START Data excerpts

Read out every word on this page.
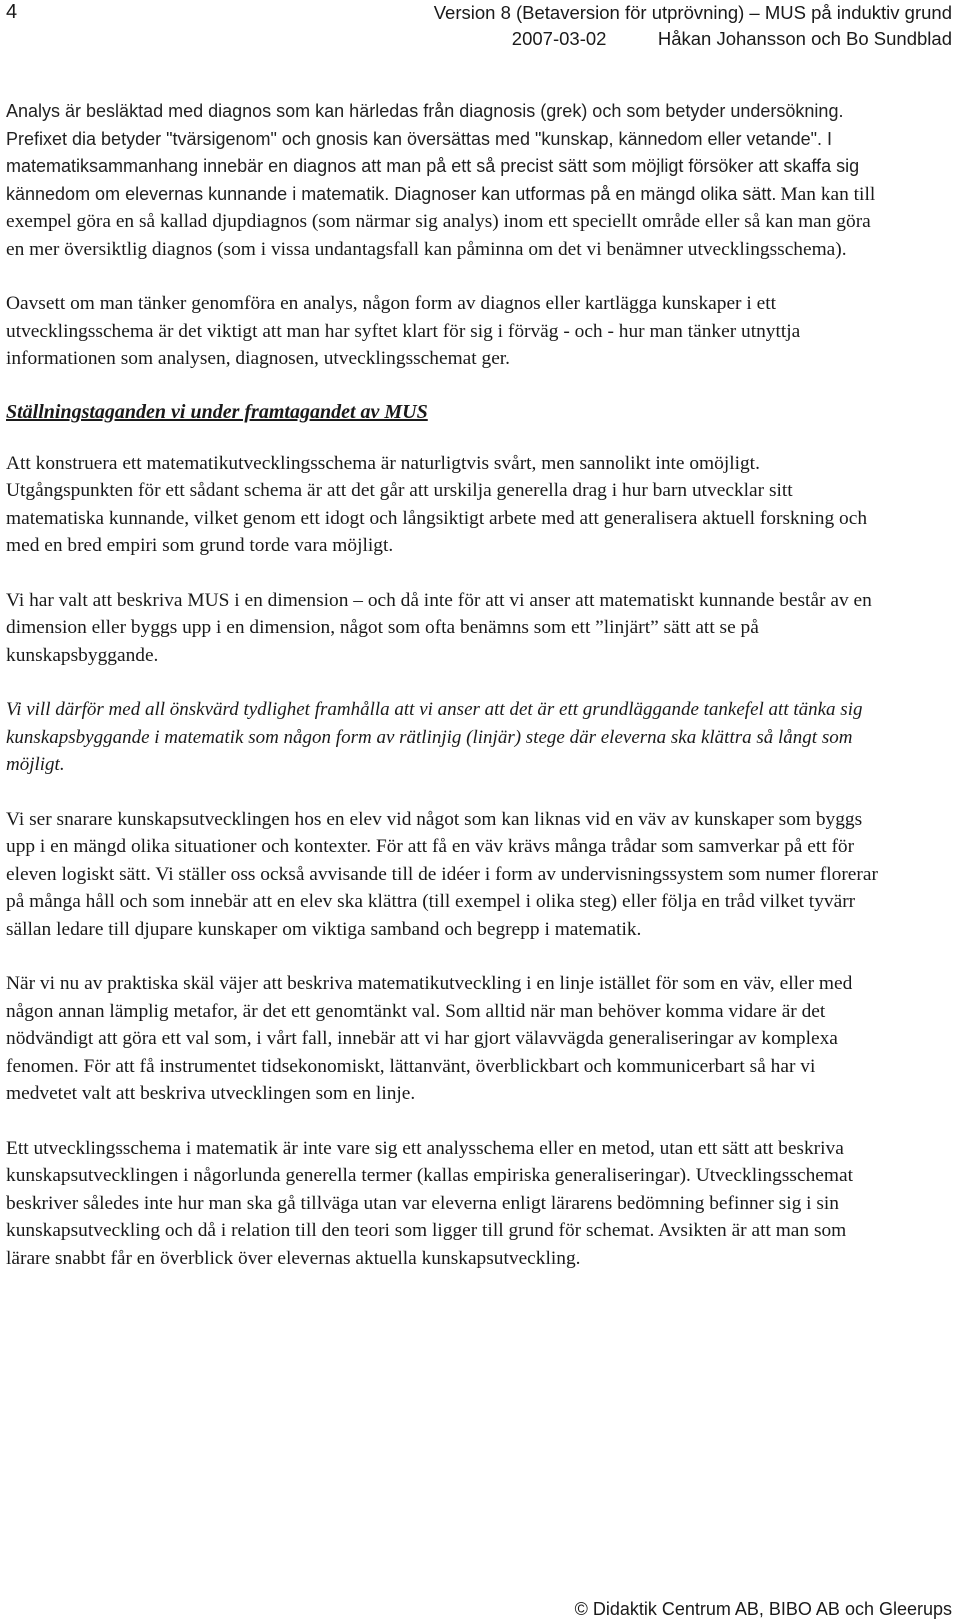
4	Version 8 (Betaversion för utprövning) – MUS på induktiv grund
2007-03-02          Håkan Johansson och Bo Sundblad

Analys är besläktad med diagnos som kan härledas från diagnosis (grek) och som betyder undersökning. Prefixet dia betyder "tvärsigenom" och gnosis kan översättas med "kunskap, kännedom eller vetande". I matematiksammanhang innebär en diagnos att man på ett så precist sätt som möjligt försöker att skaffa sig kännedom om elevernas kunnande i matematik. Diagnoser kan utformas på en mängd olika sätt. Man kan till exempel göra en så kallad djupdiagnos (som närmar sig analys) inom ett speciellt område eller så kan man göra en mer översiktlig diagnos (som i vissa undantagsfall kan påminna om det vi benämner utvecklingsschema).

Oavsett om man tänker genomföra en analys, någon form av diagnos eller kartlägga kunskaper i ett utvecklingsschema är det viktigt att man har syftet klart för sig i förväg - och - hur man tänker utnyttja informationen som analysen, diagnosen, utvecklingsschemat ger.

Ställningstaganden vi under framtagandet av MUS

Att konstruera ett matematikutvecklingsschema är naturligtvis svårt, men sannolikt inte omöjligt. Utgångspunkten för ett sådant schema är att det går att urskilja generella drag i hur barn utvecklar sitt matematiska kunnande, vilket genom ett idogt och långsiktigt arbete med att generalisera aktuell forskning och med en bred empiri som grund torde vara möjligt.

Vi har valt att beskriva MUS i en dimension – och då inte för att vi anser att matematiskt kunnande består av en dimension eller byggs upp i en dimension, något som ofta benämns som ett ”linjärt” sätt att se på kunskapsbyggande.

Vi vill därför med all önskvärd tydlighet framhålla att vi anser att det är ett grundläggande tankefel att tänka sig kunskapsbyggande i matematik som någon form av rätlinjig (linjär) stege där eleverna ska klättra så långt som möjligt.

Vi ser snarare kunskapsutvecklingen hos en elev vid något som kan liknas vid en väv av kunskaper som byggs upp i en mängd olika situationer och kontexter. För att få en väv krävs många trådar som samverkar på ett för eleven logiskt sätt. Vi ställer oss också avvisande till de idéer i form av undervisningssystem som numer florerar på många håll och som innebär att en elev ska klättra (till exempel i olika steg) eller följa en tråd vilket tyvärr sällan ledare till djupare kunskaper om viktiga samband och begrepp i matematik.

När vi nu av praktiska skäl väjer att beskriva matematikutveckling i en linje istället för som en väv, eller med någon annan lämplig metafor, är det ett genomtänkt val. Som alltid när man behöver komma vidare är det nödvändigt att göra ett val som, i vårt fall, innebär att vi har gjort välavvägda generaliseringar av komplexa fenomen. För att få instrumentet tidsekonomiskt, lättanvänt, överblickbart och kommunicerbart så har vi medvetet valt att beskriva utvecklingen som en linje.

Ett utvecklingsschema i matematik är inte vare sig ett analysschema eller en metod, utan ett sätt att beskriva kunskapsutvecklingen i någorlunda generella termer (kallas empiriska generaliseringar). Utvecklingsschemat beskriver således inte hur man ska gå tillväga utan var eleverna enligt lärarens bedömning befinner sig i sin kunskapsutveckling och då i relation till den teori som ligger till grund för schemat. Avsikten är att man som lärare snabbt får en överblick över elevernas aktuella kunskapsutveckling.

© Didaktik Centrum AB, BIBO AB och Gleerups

END Data excerpts
START Data excerpts

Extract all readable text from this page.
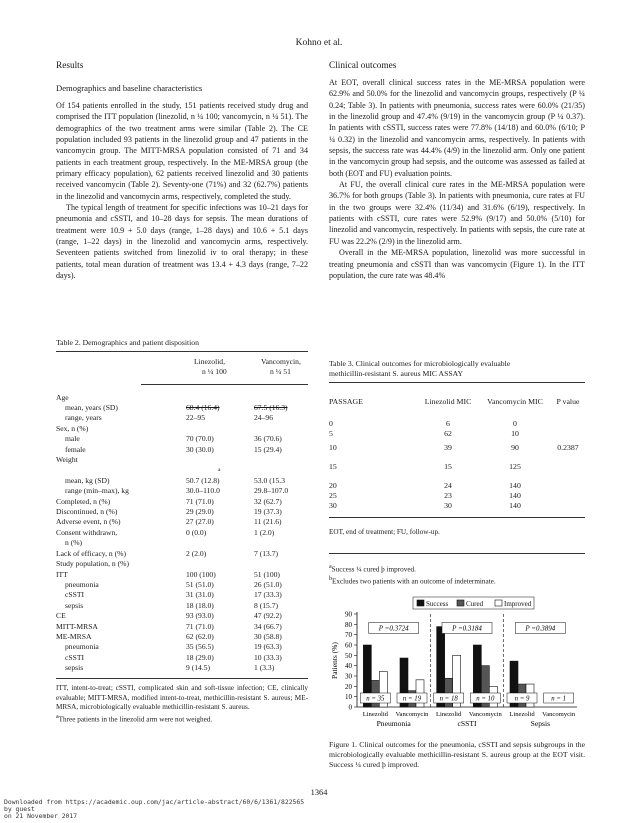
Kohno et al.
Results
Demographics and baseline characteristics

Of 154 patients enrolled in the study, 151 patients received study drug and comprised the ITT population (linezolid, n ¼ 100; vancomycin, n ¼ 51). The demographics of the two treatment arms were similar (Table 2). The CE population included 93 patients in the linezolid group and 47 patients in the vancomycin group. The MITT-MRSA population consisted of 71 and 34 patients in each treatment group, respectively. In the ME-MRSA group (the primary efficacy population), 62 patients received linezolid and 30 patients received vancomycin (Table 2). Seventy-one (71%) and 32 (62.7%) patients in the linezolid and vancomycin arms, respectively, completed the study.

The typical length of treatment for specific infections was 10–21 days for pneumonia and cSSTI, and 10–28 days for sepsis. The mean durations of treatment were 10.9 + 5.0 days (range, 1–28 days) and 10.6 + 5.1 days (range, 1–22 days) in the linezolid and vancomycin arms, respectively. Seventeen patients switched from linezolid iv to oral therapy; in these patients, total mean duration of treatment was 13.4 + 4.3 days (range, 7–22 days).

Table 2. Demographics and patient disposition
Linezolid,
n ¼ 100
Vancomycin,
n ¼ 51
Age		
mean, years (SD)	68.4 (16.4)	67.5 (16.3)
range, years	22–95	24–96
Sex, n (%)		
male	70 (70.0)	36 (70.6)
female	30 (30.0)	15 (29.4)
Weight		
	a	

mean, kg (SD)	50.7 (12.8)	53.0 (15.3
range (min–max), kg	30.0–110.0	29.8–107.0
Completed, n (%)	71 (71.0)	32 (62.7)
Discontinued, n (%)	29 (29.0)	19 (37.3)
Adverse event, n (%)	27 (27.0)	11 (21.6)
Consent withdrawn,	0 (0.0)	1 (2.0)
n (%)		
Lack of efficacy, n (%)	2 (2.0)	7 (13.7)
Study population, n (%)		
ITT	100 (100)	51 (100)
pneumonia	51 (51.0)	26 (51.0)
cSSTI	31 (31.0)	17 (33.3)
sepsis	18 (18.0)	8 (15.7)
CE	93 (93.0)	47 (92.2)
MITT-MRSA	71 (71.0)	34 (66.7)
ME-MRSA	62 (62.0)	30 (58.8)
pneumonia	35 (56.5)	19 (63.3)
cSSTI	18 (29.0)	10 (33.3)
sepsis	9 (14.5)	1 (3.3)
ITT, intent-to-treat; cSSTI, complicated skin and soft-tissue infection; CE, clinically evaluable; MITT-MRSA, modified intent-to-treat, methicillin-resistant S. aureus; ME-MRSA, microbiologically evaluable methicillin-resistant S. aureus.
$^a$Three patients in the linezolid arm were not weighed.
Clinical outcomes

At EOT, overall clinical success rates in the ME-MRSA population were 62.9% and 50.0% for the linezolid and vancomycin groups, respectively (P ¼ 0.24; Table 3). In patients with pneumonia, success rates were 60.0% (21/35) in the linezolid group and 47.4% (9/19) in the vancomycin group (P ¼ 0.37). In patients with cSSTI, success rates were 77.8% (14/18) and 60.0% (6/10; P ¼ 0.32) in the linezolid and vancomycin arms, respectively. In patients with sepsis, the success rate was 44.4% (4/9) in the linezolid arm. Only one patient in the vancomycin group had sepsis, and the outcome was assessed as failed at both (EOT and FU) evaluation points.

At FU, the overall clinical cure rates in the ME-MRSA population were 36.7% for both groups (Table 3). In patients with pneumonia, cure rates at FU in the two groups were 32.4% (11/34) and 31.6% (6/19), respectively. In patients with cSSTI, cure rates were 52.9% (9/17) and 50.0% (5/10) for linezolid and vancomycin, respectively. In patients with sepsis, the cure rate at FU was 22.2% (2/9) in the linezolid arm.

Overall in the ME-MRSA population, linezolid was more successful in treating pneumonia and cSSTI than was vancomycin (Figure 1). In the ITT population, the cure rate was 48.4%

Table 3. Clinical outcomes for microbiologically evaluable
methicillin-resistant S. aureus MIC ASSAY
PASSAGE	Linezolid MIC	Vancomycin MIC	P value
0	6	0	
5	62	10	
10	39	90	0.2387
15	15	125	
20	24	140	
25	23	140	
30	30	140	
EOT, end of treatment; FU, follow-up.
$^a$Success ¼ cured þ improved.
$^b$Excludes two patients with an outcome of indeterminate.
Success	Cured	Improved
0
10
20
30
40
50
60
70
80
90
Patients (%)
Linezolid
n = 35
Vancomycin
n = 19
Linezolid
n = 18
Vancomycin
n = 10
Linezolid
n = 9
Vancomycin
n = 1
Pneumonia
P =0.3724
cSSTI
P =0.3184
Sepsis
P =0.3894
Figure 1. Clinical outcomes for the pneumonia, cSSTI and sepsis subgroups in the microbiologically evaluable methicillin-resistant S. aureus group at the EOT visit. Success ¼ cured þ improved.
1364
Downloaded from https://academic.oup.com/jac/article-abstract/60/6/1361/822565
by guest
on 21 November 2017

END Data excerpts

**Task directions**
Every line of the entries above that holds "elevernas" should be copied out.

**Solution to the exercise**
Analys är besläktad med diagnos som kan härledas från diagnosis (grek) och som betyder undersökning. Prefixet dia betyder "tvärsigenom" och gnosis kan översättas med "kunskap, kännedom eller vetande". I matematiksammanhang innebär en diagnos att man på ett så precist sätt som möjligt försöker att skaffa sig kännedom om elevernas kunnande i matematik. Diagnoser kan utformas på en mängd olika sätt. Man kan till exempel göra en så kallad djupdiagnos (som närmar sig analys) inom ett speciellt område eller så kan man göra en mer översiktlig diagnos (som i vissa undantagsfall kan påminna om det vi benämner utvecklingsschema).
Ett utvecklingsschema i matematik är inte vare sig ett analysschema eller en metod, utan ett sätt att beskriva kunskapsutvecklingen i någorlunda generella termer (kallas empiriska generaliseringar). Utvecklingsschemat beskriver således inte hur man ska gå tillväga utan var eleverna enligt lärarens bedömning befinner sig i sin kunskapsutveckling och då i relation till den teori som ligger till grund för schemat. Avsikten är att man som lärare snabbt får en överblick över elevernas aktuella kunskapsutveckling.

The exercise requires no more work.